- Trecho do texto -
******

Yago Ramalho Silva[2]
No cerne das mudanças sociais, políticas e culturais advindas com o fim da era de ouro, visualiza-se uma transformação de forma gradual e de ordem estrutural, que se caracteriza por um processo de subjetivação mercadológica (DARDOT; LAVAL, 2016) e, mais recentemente, individualização autorresponsável e positiva (HAN, 2017), conceitos que serão esclarecidos posteriormente. De acordo com Hobsbawm (1995), o fim da era de ouro marca um período em que as pessoas perderam seus referenciais, mesmo com o surgimento de novos entendimentos e posturas quanto a antigos problemas. Com menor relevância na obra do autor é que aparece o cenário cultural, especialmente no âmbito da cultura popular, e como essas transformações refletiam e ainda refletem a psicologia própria do indivíduo “pós-era de ouro”. É a esta reflexão que este pequeno texto se dedica.
Nesse sentido, objetiva-se, no presente texto, discorrer sobre algumas instâncias dentro do cinema em que a presença de um personagem fragmentado e alienado lança luz sobre dilemas antigos; por extensão, a mesma discussão será carregada no horizonte temporal até o presente, com uma análise das obras e seus respectivos contextos. Em particular, os filmes “Taxi Driver” (1976), “Parasite” (2019) e “Joker” (2019) servem como norteadores centrais da discussão, com um plano de fundo teórico que traz argumentos apresentados por Byung Chul-Han em “Sociedade do Cansaço”. Além disso, convém salientar que o meio não é a mensagem, e que o mesmo exercício poderia ser feito com outras representações cinematográficas.

******

- Dados fornecidos -
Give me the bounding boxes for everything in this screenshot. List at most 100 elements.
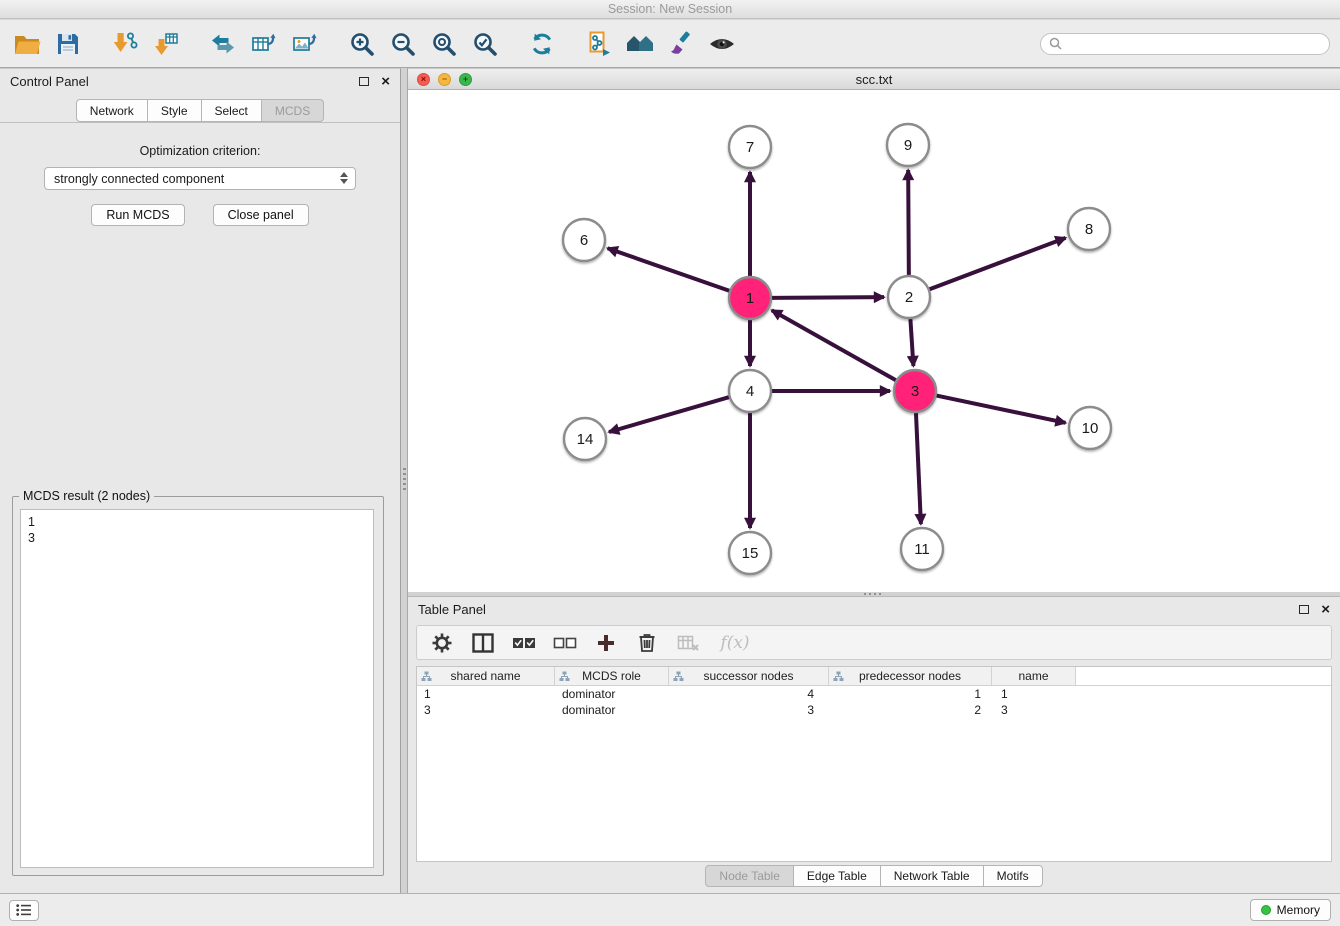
table-cell: 4 xyxy=(669,687,829,701)
close-panel-icon[interactable]: × xyxy=(1321,605,1330,615)
apply-function-button[interactable]: f(x) xyxy=(716,629,754,657)
float-window-icon[interactable] xyxy=(359,77,369,86)
app-titlebar: Session: New Session xyxy=(0,0,1340,19)
graph-node-14[interactable]: 14 xyxy=(564,418,606,460)
zoom-fit-button[interactable] xyxy=(427,25,461,63)
unselect-all-button[interactable] xyxy=(552,629,578,657)
minimize-window-icon[interactable]: − xyxy=(438,73,451,86)
tab-network-table[interactable]: Network Table xyxy=(880,865,984,887)
memory-button[interactable]: Memory xyxy=(1250,899,1331,921)
export-image-button[interactable] xyxy=(288,25,322,63)
tab-motifs[interactable]: Motifs xyxy=(983,865,1043,887)
table-panel-tabs: Node Table Edge Table Network Table Moti… xyxy=(408,862,1340,893)
zoom-selected-button[interactable] xyxy=(468,25,502,63)
graph-node-1[interactable]: 1 xyxy=(729,277,771,319)
tab-edge-table[interactable]: Edge Table xyxy=(793,865,881,887)
column-header-shared-name[interactable]: shared name xyxy=(417,667,555,685)
criterion-select[interactable]: strongly connected component xyxy=(44,167,356,190)
network-arrows-button[interactable] xyxy=(206,25,240,63)
graph-node-6[interactable]: 6 xyxy=(563,219,605,261)
table-row[interactable]: 1dominator411 xyxy=(417,686,1331,702)
float-window-icon[interactable] xyxy=(1299,605,1309,614)
graph-edge-3-11[interactable] xyxy=(916,413,921,524)
network-overview-button[interactable] xyxy=(623,25,657,63)
search-field[interactable] xyxy=(1040,33,1330,55)
show-columns-button[interactable] xyxy=(470,629,496,657)
graph-node-4[interactable]: 4 xyxy=(729,370,771,412)
graph-node-8[interactable]: 8 xyxy=(1068,208,1110,250)
column-header-predecessor-nodes[interactable]: predecessor nodes xyxy=(829,667,992,685)
splitter-handle-icon xyxy=(864,593,882,595)
vertical-splitter[interactable] xyxy=(401,68,408,893)
graph-node-2[interactable]: 2 xyxy=(888,276,930,318)
add-column-button[interactable] xyxy=(593,629,619,657)
table-cell: 3 xyxy=(669,703,829,717)
control-panel: Control Panel × Network Style Select MCD… xyxy=(0,68,401,893)
import-network-icon xyxy=(112,31,138,57)
graph-edge-3-1[interactable] xyxy=(772,310,896,380)
delete-columns-button[interactable] xyxy=(634,629,660,657)
network-overview-icon xyxy=(626,31,654,57)
column-type-icon xyxy=(421,671,432,685)
zoom-out-button[interactable] xyxy=(386,25,420,63)
close-panel-button[interactable]: Close panel xyxy=(213,204,309,226)
graph-node-11[interactable]: 11 xyxy=(901,528,943,570)
network-graph[interactable]: 7 9 6 8 1 2 4 3 14 10 15 11 xyxy=(408,90,1340,593)
graph-node-7[interactable]: 7 xyxy=(729,126,771,168)
refresh-layout-button[interactable] xyxy=(525,25,559,63)
close-window-icon[interactable]: × xyxy=(417,73,430,86)
mcds-result-list[interactable]: 1 3 xyxy=(20,509,374,868)
table-settings-button[interactable] xyxy=(429,629,455,657)
tab-mcds[interactable]: MCDS xyxy=(261,99,324,122)
tab-node-table[interactable]: Node Table xyxy=(705,865,794,887)
apply-style-button[interactable] xyxy=(664,25,698,63)
column-header-mcds-role[interactable]: MCDS role xyxy=(555,667,669,685)
show-hide-button[interactable] xyxy=(705,25,739,63)
import-table-icon xyxy=(153,31,179,57)
table-row[interactable]: 3dominator323 xyxy=(417,702,1331,718)
app-title: Session: New Session xyxy=(608,2,732,16)
tab-style[interactable]: Style xyxy=(147,99,202,122)
zoom-fit-icon xyxy=(431,31,457,57)
optimization-criterion-label: Optimization criterion: xyxy=(0,144,400,158)
graph-node-3[interactable]: 3 xyxy=(894,370,936,412)
run-mcds-button[interactable]: Run MCDS xyxy=(91,204,184,226)
clone-network-button[interactable] xyxy=(582,25,616,63)
delete-table-button[interactable] xyxy=(675,629,701,657)
zoom-window-icon[interactable]: + xyxy=(459,73,472,86)
search-input[interactable] xyxy=(1067,36,1321,52)
tab-select[interactable]: Select xyxy=(201,99,262,122)
graph-edge-3-10[interactable] xyxy=(937,396,1066,423)
save-session-button[interactable] xyxy=(51,25,85,63)
zoom-in-icon xyxy=(349,31,375,57)
graph-node-15[interactable]: 15 xyxy=(729,532,771,574)
network-window-titlebar[interactable]: scc.txt × − + xyxy=(408,69,1340,90)
tab-network[interactable]: Network xyxy=(76,99,148,122)
graph-node-9[interactable]: 9 xyxy=(887,124,929,166)
node-table-body: 1dominator4113dominator323 xyxy=(417,686,1331,718)
graph-edge-2-9[interactable] xyxy=(908,170,909,275)
svg-text:4: 4 xyxy=(746,383,754,400)
network-canvas[interactable]: 7 9 6 8 1 2 4 3 14 10 15 11 xyxy=(408,90,1340,593)
column-header-name[interactable]: name xyxy=(992,667,1076,685)
task-history-button[interactable] xyxy=(9,900,39,921)
memory-status-icon xyxy=(1261,905,1271,915)
graph-edge-1-2[interactable] xyxy=(772,297,884,298)
column-header-successor-nodes[interactable]: successor nodes xyxy=(669,667,829,685)
export-table-button[interactable] xyxy=(247,25,281,63)
result-line: 1 xyxy=(28,514,366,530)
graph-node-10[interactable]: 10 xyxy=(1069,407,1111,449)
import-table-button[interactable] xyxy=(149,25,183,63)
select-all-button[interactable] xyxy=(511,629,537,657)
import-network-button[interactable] xyxy=(108,25,142,63)
graph-edge-2-3[interactable] xyxy=(910,319,913,366)
open-file-button[interactable] xyxy=(10,25,44,63)
close-panel-icon[interactable]: × xyxy=(381,77,390,87)
zoom-in-button[interactable] xyxy=(345,25,379,63)
table-cell: 3 xyxy=(417,703,555,717)
graph-edge-1-6[interactable] xyxy=(608,248,730,290)
graph-edge-4-14[interactable] xyxy=(609,397,729,432)
table-header-row: shared name MCDS role successor nodes pr… xyxy=(417,667,1331,686)
graph-edge-2-8[interactable] xyxy=(930,238,1066,289)
window-controls: × − + xyxy=(417,73,472,86)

******

- Enunciado 1 -
No texto sobre cinema, quais filmes servem de guia central para a discussão?
- Enunciado 2 -
Copie sem mudar nada tudo o que vai, nos registros, da linha que contém "table-cell: 4 xyxy=(669,687,829,701)" até a linha que contém "graph-edge-3-11[interactable] xyxy=(916,413,921,524)", incluindo as duas.

- Resposta 1 -
"Taxi Driver" (1976), "Parasite" (2019) e "Joker" (2019).

- Resposta 2 -
table-cell: 4 xyxy=(669,687,829,701)
close-panel-icon[interactable]: × xyxy=(1321,605,1330,615)
apply-function-button[interactable]: f(x) xyxy=(716,629,754,657)
float-window-icon[interactable] xyxy=(359,77,369,86)
app-titlebar: Session: New Session xyxy=(0,0,1340,19)
graph-node-14[interactable]: 14 xyxy=(564,418,606,460)
zoom-fit-button[interactable] xyxy=(427,25,461,63)
unselect-all-button[interactable] xyxy=(552,629,578,657)
minimize-window-icon[interactable]: − xyxy=(438,73,451,86)
tab-network-table[interactable]: Network Table xyxy=(880,865,984,887)
memory-button[interactable]: Memory xyxy=(1250,899,1331,921)
export-image-button[interactable] xyxy=(288,25,322,63)
tab-motifs[interactable]: Motifs xyxy=(983,865,1043,887)
table-panel-tabs: Node Table Edge Table Network Table Moti… xyxy=(408,862,1340,893)
zoom-selected-button[interactable] xyxy=(468,25,502,63)
graph-node-1[interactable]: 1 xyxy=(729,277,771,319)
tab-edge-table[interactable]: Edge Table xyxy=(793,865,881,887)
column-header-shared-name[interactable]: shared name xyxy=(417,667,555,685)
criterion-select[interactable]: strongly connected component xyxy=(44,167,356,190)
network-arrows-button[interactable] xyxy=(206,25,240,63)
graph-node-6[interactable]: 6 xyxy=(563,219,605,261)
table-row[interactable]: 1dominator411 xyxy=(417,686,1331,702)
float-window-icon[interactable] xyxy=(1299,605,1309,614)
graph-edge-3-11[interactable] xyxy=(916,413,921,524)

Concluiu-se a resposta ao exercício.